* [REQUIREMENTS]
a) Answer these questions using the text about the WPTO television station:
(i) On what date did Greater Dayton Public Television begin providing separate programming on WPTO?
(ii) In what year did WPTO begin digital broadcasting?
(iii) On what channel was the translator set up in March 1970 to serve schools in Dayton?
b) Resume the text about the WPTO television station, picking up right after its final sentence.

After simulcasting with WPTD for 20 years, Greater Dayton Public Television began providing separate programming on WPTO on July 1, 1992; the new program lineup consisted of instructional and international programming. The station was added the next year to cable systems in Dayton and Cincinnati. WPTO began digital broadcasting in 2004 from a site in Cincinnati. WPTO also provides transmission capacity for two channels of Kentucky Educational Television transmitter WCVN-TV as part of a reciprocal ATSC 3.0 (NextGen TV) hosting arrangement.

==History==
Miami University in Oxford had been telecasting educational programming within the campus using a closed-circuit system since 1956. WMUB-TV began broadcasting on October 13, December 3, or December 4, 1959, and initially served to broadcast the same lectures seen on the closed-circuit system until additional educational programming was added in February 1960. The station originally broadcast for 15 hours a week, which within ten years had grown to 57 hours a week. In March 1970, a translator on channel 72 was set up to provide service to schools in Dayton. An affiliate of National Educational Television, WMUB became part of PBS when it was constituted later in 1970. The station also broadcast several local programs focusing on community and public affairs issues. The variety program Studio 14 gave television executive Rick Ludwin, later of NBC, his start in broadcasting.

* [ROWS]

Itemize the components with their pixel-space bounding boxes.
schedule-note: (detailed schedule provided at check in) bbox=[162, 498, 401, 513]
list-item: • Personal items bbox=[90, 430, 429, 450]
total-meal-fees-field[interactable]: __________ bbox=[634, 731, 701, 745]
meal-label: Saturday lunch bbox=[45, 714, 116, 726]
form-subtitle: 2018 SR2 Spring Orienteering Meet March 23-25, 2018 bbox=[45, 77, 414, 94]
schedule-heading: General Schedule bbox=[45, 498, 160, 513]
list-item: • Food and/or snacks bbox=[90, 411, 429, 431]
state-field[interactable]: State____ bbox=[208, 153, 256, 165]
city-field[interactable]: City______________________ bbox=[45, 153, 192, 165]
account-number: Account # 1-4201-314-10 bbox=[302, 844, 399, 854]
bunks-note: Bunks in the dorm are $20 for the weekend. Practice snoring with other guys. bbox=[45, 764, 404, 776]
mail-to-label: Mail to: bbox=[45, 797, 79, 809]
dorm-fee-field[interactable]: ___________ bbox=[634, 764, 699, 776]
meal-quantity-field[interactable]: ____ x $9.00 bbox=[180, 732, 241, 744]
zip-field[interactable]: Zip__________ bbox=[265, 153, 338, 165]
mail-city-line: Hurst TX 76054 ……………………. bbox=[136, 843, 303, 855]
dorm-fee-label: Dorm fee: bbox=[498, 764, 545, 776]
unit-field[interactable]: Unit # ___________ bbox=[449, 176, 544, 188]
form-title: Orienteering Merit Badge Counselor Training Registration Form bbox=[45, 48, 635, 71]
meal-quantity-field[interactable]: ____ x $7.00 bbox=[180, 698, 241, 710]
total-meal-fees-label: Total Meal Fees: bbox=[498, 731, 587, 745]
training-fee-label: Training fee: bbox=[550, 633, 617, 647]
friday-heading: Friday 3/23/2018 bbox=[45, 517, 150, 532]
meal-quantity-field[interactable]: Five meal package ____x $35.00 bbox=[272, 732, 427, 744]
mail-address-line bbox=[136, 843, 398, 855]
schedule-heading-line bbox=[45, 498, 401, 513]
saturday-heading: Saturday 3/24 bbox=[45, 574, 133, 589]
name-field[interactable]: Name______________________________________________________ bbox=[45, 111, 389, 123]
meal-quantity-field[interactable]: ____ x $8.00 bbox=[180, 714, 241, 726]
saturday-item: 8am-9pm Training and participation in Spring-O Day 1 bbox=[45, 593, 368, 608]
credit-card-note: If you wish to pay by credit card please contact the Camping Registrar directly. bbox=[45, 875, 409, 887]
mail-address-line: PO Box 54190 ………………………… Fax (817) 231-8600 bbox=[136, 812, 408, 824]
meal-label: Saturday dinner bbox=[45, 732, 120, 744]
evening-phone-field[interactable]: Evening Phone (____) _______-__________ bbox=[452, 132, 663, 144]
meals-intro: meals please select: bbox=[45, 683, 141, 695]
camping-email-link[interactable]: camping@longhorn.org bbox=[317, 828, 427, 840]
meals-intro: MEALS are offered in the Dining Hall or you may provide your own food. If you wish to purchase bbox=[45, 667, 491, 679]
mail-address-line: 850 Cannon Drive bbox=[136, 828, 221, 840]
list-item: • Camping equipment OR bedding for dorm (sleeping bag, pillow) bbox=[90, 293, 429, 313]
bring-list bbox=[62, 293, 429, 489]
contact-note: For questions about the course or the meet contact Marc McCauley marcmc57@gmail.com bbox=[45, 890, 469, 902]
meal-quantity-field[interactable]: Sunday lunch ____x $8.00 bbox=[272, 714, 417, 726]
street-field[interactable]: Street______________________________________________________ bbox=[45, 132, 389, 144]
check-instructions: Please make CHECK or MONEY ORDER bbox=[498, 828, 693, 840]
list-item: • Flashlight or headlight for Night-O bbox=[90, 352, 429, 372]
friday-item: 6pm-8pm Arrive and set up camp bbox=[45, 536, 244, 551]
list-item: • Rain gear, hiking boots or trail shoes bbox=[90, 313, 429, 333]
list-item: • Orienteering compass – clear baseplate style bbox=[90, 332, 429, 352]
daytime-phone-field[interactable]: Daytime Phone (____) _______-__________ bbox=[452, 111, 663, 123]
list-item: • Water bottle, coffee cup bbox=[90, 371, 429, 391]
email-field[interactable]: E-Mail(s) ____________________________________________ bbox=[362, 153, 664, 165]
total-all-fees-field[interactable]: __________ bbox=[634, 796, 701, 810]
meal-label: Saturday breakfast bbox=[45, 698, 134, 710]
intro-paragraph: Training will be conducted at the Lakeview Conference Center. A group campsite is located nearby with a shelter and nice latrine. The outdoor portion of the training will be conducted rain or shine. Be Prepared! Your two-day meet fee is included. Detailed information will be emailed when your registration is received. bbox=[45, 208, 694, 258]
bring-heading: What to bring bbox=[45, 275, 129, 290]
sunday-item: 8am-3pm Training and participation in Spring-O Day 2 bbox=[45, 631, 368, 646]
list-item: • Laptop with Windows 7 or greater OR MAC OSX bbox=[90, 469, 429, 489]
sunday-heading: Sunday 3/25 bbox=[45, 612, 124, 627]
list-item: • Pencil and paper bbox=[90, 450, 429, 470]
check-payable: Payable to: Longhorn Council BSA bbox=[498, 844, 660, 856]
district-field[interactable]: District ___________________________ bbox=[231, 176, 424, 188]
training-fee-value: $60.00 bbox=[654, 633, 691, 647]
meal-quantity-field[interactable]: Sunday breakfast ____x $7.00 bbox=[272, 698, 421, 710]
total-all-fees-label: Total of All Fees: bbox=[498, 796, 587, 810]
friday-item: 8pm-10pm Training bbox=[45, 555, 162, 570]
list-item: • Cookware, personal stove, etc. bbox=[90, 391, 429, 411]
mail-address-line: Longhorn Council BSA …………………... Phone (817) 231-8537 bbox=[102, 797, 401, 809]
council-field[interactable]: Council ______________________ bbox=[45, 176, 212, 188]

* [RESULTS FOR THE EXERCISE]
a)
(i) July 1, 1992
(ii) 2004
(iii) Channel 72

b)
In 1971, the Ohio Educational Television Network Commission acquired the license and transmitter of WKTR-TV, a failed commercial station in Kettering (near Dayton), returning it to the air as an educational television station under the WOET-TV call sign on April 24, 1972. WOET-TV began by rebroadcasting WMUB-TV. WMUB-TV, in turn, rebroadcast PBS programs from WCET in Cincinnati; the first week of programs on WOET was plagued by issues because WCET, the ultimate off-air source for the programs, held a local pledge drive. While the Network Commission intended a consortium of Miami University, Central State University, and Wright State University to run WOET-TV, they continued to quarrel over the shape of their partnership to run channel 16; Wright State objected to the inclusion of Miami, which the commission had insisted on because of its existing studios and previous television experience, and believed it should be the sole operator of the Dayton station. It ultimately relented and agreed to the tri-university consortium. Plans for the consortium, to be known as University Regional Broadcasting (URB), took a step forward in 1974, when WMUB-TV was added to the proposed design of the group; eventually, separate programming for the two stations was foreseen. On April 22, 1975, the FCC approved the transfer of the WOET-TV license from the Network Commission to University Regional Broadcasting, with the tri-university consortium taking over on July 1. The stations changed their call letters on March 1, 1977, from WOET-TV to WPTD (Public Television in Dayton) and from WMUB-TV to WPTO (Public Television in Oxford).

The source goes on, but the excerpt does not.